* Requirement A: Retype the stretch of the sample preparation passage from "This article provides" through "structural code workers." word for word.

* Supplied passage:
>> Start
This article provides an experimental method for researchers studying rock-like materials, and provides reliable mechanical properties of HPC with a cavity to help designers and structural code workers.
2 Materials and experimental procedures
2.1 Sample preparation
RPC is a new type of HPC with many good mechanical properties [32]. Based on the low-permeability [33–35], RPC was chosen to study the triaxial mechanical properties of HPC with a cavity, and all the samples were made of the same mortar mixture. The materials used for the samples were as follows: 1) ordinary Portland cement P.O.52.5R (an average diameter of 14.5 μm, a density of 3120 kg/m3, and a specific surface area of 3850 m2/kg); 2) silica fume (a diameter of 0.1–0.3 μm, a density of 2214 kg/m3, and a specific surface area of 23310 m2/kg); 3) quartz sand (a diameter of 0.16–0.63 mm and a stacking density of 1750 kg/m3) as fine aggregates; 4) quartz powder (an average diameter of 10 μm and a stacking density of 240 kg/m3); 5) 3301 MH polycarboxylate superplasticizer as a water reducer; 6) defoamer to reduce air bubbles in the mortar; 7) tap water. The material proportions are given in Tab.1. All the samples were of the same size: 175 mm × 70.7 mm × 41 mm. For the samples with a cavity, there was a circular cavity in the center of the sample (Fig.1(a)). The cavity were in four different diameters: 2, 5, 7, and 10 mm. Corresponding to the diameter of the cavity, the samples are referred to as SPH2, SPH5, SPH7, and SPH10, respectively. To distinguish the samples with a cavity from the intact samples without a cavity, the samples with a cavity are referred to as SPH. In addition, the sealed intact samples without a cavity are referred to as SPI, and the unsealed intact samples without a cavity are referred to as UPI (Tab.2).
>> End
* Provided material:
>> Start
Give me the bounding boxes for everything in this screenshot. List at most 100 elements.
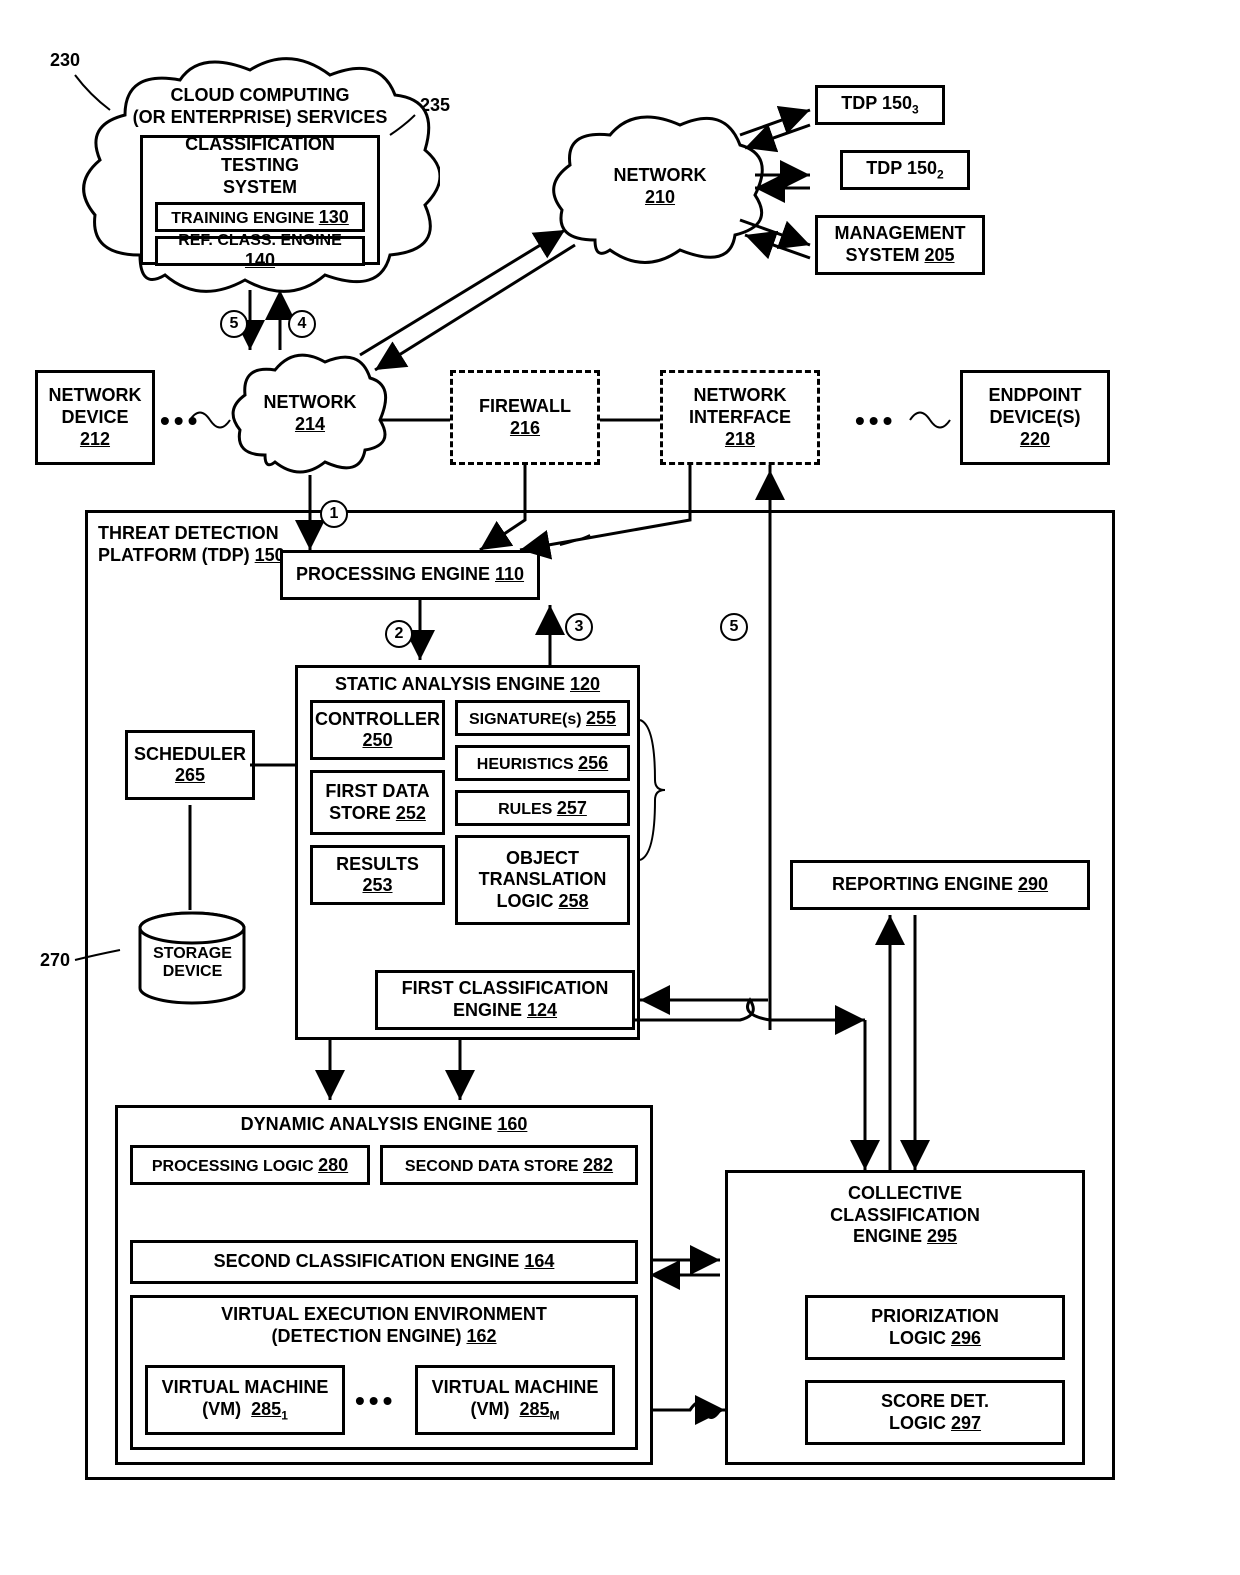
endpoint-l1: ENDPOINT [988,385,1081,407]
rep-ref: 290 [1018,874,1048,894]
net214-label: NETWORK [230,392,390,414]
rules-label: RULES [498,801,552,818]
col-ref: 295 [927,1226,957,1246]
ctrl-label: CONTROLLER [315,709,440,731]
scheduler: SCHEDULER 265 [125,730,255,800]
prior-l2: LOGIC [889,1328,946,1348]
tdp-t1: THREAT DETECTION [98,523,279,543]
dyn-ref: 160 [497,1114,527,1134]
training-ref: 130 [319,207,349,227]
storage-device: STORAGE DEVICE [135,910,250,1015]
vm-m: VIRTUAL MACHINE (VM) 285M [415,1365,615,1435]
firewall-label: FIREWALL [479,396,571,418]
mgmt-l2: SYSTEM [845,245,919,265]
network-device: NETWORK DEVICE 212 [35,370,155,465]
mgmt-l1: MANAGEMENT [835,223,966,245]
heur-label: HEURISTICS [477,756,574,773]
step-3: 3 [565,613,593,641]
net210-label: NETWORK [550,165,770,187]
netif-l1: NETWORK [694,385,787,407]
fce-l1: FIRST CLASSIFICATION [402,978,609,1000]
sce-ref: 164 [524,1251,554,1271]
vm1-ref: 285 [251,1399,281,1419]
storage-l1: STORAGE [135,945,250,963]
second-classification-engine: SECOND CLASSIFICATION ENGINE 164 [130,1240,638,1284]
net210-ref: 210 [550,187,770,208]
sig-ref: 255 [586,708,616,728]
architecture-diagram: 230 235 270 240 122 260 288 1 2 3 4 5 5 … [20,20,1220,1555]
score-l2: LOGIC [889,1413,946,1433]
ref-270: 270 [40,950,70,971]
res-label: RESULTS [336,854,419,876]
vmm-ref: 285 [519,1399,549,1419]
netif-l2: INTERFACE [689,407,791,429]
netdev-l2: DEVICE [61,407,128,429]
netif-ref: 218 [725,429,755,450]
vmm-l1: VIRTUAL MACHINE [432,1377,599,1399]
network-214-cloud: NETWORK 214 [230,350,390,480]
firewall-ref: 216 [510,418,540,439]
endpoint-devices: ENDPOINT DEVICE(S) 220 [960,370,1110,465]
ref-class-engine: REF. CLASS. ENGINE 140 [155,236,365,266]
vmm-sub: M [550,1408,560,1422]
static-ref: 120 [570,674,600,694]
ref-class-ref: 140 [245,250,275,270]
static-title: STATIC ANALYSIS ENGINE [335,674,565,694]
endpoint-l2: DEVICE(S) [989,407,1080,429]
prior-l1: PRIORIZATION [871,1306,999,1328]
training-label: TRAINING ENGINE [171,210,314,227]
netdev-l1: NETWORK [49,385,142,407]
cts-l2: SYSTEM [223,177,297,199]
ref-class-label: REF. CLASS. ENGINE [178,232,342,249]
col-t3: ENGINE [853,1226,922,1246]
tdp-1503: TDP 1503 [815,85,945,125]
reporting-engine: REPORTING ENGINE 290 [790,860,1090,910]
training-engine: TRAINING ENGINE 130 [155,202,365,232]
tdp3-sub: 3 [912,103,919,117]
endpoint-ref: 220 [1020,429,1050,450]
tdp2-sub: 2 [937,168,944,182]
signatures: SIGNATURE(s) 255 [455,700,630,736]
network-210-cloud: NETWORK 210 [550,110,770,270]
sds-label: SECOND DATA STORE [405,1158,579,1175]
sce-label: SECOND CLASSIFICATION ENGINE [214,1251,520,1271]
firewall: FIREWALL 216 [450,370,600,465]
otl-ref: 258 [558,891,588,911]
fds-ref: 252 [396,803,426,823]
cloud-title-l2: (OR ENTERPRISE) SERVICES [80,107,440,129]
ellipsis-right: ••• [855,405,896,437]
net214-ref: 214 [230,414,390,435]
results: RESULTS 253 [310,845,445,905]
classification-testing-system: CLASSIFICATION TESTING SYSTEM TRAINING E… [140,135,380,265]
processing-logic: PROCESSING LOGIC 280 [130,1145,370,1185]
sig-label: SIGNATURE(s) [469,711,582,728]
first-classification-engine: FIRST CLASSIFICATION ENGINE 124 [375,970,635,1030]
fds-l1: FIRST DATA [325,781,429,803]
score-ref: 297 [951,1413,981,1433]
ref-230: 230 [50,50,80,71]
network-interface: NETWORK INTERFACE 218 [660,370,820,465]
vm1-sub: 1 [281,1408,288,1422]
vee-ref: 162 [466,1326,496,1346]
vm-ellipsis: ••• [355,1385,396,1417]
step-1: 1 [320,500,348,528]
heur-ref: 256 [578,753,608,773]
fds-l2: STORE [329,803,391,823]
fce-ref: 124 [527,1000,557,1020]
pe-ref: 110 [495,564,524,584]
vmm-l2: (VM) [470,1399,509,1419]
pl-label: PROCESSING LOGIC [152,1158,314,1175]
first-data-store: FIRST DATA STORE 252 [310,770,445,835]
otl-l3: LOGIC [496,891,553,911]
cloud-title-l1: CLOUD COMPUTING [80,85,440,107]
fce-l2: ENGINE [453,1000,522,1020]
processing-engine: PROCESSING ENGINE 110 [280,550,540,600]
storage-l2: DEVICE [135,963,250,981]
ellipsis-left: ••• [160,405,201,437]
otl-l1: OBJECT [506,848,579,870]
tdp-1502: TDP 1502 [840,150,970,190]
prior-ref: 296 [951,1328,981,1348]
res-ref: 253 [362,875,392,896]
vee-l2: (DETECTION ENGINE) [271,1326,461,1346]
second-data-store: SECOND DATA STORE 282 [380,1145,638,1185]
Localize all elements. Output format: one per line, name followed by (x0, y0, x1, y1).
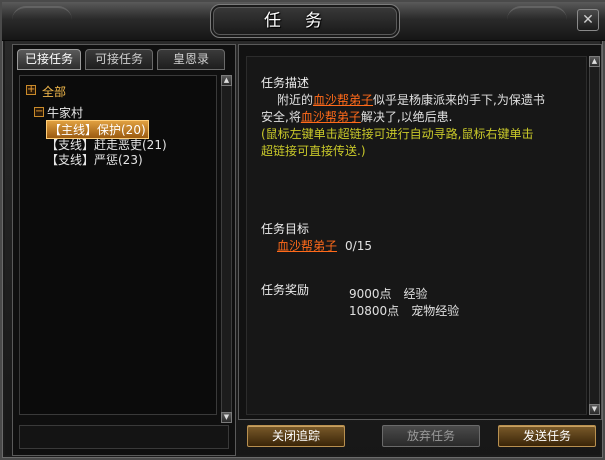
tab-imperial-record[interactable]: 皇恩录 (157, 49, 225, 70)
reward-type: 经验 (403, 287, 428, 301)
window-title: 任务 (210, 4, 400, 38)
scroll-up-icon[interactable]: ▲ (589, 56, 600, 67)
description-heading: 任务描述 (261, 76, 310, 90)
right-ornament (507, 6, 567, 36)
scroll-down-icon[interactable]: ▼ (589, 404, 600, 415)
hint-line-1: (鼠标左键单击超链接可进行自动寻路,鼠标右键单击 (261, 127, 534, 141)
close-button[interactable]: ✕ (577, 9, 599, 31)
description-line-1: 附近的血沙帮弟子似乎是杨康派来的手下,为保遗书 (277, 92, 545, 109)
description-text: 解决了,以绝后患. (360, 110, 453, 124)
quest-detail-panel: 任务描述 附近的血沙帮弟子似乎是杨康派来的手下,为保遗书 安全,将血沙帮弟子解决… (238, 44, 602, 420)
target-progress: 0/15 (345, 239, 372, 253)
description-text: 似乎是杨康派来的手下,为保遗书 (373, 93, 545, 107)
title-bar[interactable]: 任务 ✕ (2, 2, 605, 41)
description-text: 附近的 (277, 93, 314, 107)
tab-accepted-quests[interactable]: 已接任务 (17, 49, 81, 70)
description-text: 安全,将 (261, 110, 301, 124)
tab-available-quests[interactable]: 可接任务 (85, 49, 153, 70)
left-ornament (12, 6, 72, 36)
abandon-quest-button[interactable]: 放弃任务 (382, 425, 480, 447)
reward-amount: 9000点 (349, 287, 392, 301)
description-line-2: 安全,将血沙帮弟子解决了,以绝后患. (261, 109, 452, 126)
quest-window: 任务 ✕ 已接任务 可接任务 皇恩录 + 全部 − 牛家村 【主线】保护(20)… (0, 0, 605, 460)
reward-type: 宠物经验 (411, 304, 460, 318)
tracking-field (19, 425, 229, 449)
quest-list-panel: 已接任务 可接任务 皇恩录 + 全部 − 牛家村 【主线】保护(20) 【支线】… (12, 44, 236, 456)
expand-all-icon[interactable]: + (26, 85, 36, 95)
target-line: 血沙帮弟子 0/15 (277, 238, 372, 255)
reward-exp: 9000点 经验 (349, 285, 428, 302)
reward-amount: 10800点 (349, 304, 400, 318)
detail-scrollbar[interactable]: ▲ ▼ (589, 56, 600, 415)
reward-pet-exp: 10800点 宠物经验 (349, 302, 459, 319)
reward-heading: 任务奖励 (261, 283, 310, 297)
target-heading: 任务目标 (261, 222, 310, 236)
quest-tree: + 全部 − 牛家村 【主线】保护(20) 【支线】赶走恶吏(21) 【支线】严… (19, 75, 217, 415)
collapse-group-icon[interactable]: − (34, 107, 44, 117)
quest-item-side-2[interactable]: 【支线】严惩(23) (46, 151, 143, 168)
npc-link[interactable]: 血沙帮弟子 (313, 93, 373, 107)
scroll-down-icon[interactable]: ▼ (221, 412, 232, 423)
hint-line-2: 超链接可直接传送.) (261, 144, 366, 158)
tree-group-label[interactable]: 牛家村 (47, 104, 83, 121)
npc-link[interactable]: 血沙帮弟子 (301, 110, 361, 124)
quest-list-scrollbar[interactable]: ▲ ▼ (221, 75, 232, 423)
scroll-up-icon[interactable]: ▲ (221, 75, 232, 86)
send-quest-button[interactable]: 发送任务 (498, 425, 596, 447)
tree-root-label[interactable]: 全部 (42, 83, 66, 100)
close-tracking-button[interactable]: 关闭追踪 (247, 425, 345, 447)
quest-detail-content: 任务描述 附近的血沙帮弟子似乎是杨康派来的手下,为保遗书 安全,将血沙帮弟子解决… (246, 56, 587, 415)
target-npc-link[interactable]: 血沙帮弟子 (277, 239, 337, 253)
>> End
* Requirement B: Echo the stretch of the listing from the line that contains "tab-imperial-record[interactable]: 皇恩录 (157, 49, 225, 70)" through the line that contains "description-line-1: 附近的血沙帮弟子似乎是杨康派来的手下,为保遗书 (277, 92, 545, 109)", both lines included, without changing a character.

* Solution A:
This article provides an experimental method for researchers studying rock-like materials, and provides reliable mechanical properties of HPC with a cavity to help designers and structural code workers.

* Solution B:
tab-imperial-record[interactable]: 皇恩录 (157, 49, 225, 70)
reward-type: 经验 (403, 287, 428, 301)
window-title: 任务 (210, 4, 400, 38)
scroll-up-icon[interactable]: ▲ (589, 56, 600, 67)
description-heading: 任务描述 (261, 76, 310, 90)
right-ornament (507, 6, 567, 36)
scroll-down-icon[interactable]: ▼ (589, 404, 600, 415)
hint-line-1: (鼠标左键单击超链接可进行自动寻路,鼠标右键单击 (261, 127, 534, 141)
close-button[interactable]: ✕ (577, 9, 599, 31)
description-line-1: 附近的血沙帮弟子似乎是杨康派来的手下,为保遗书 (277, 92, 545, 109)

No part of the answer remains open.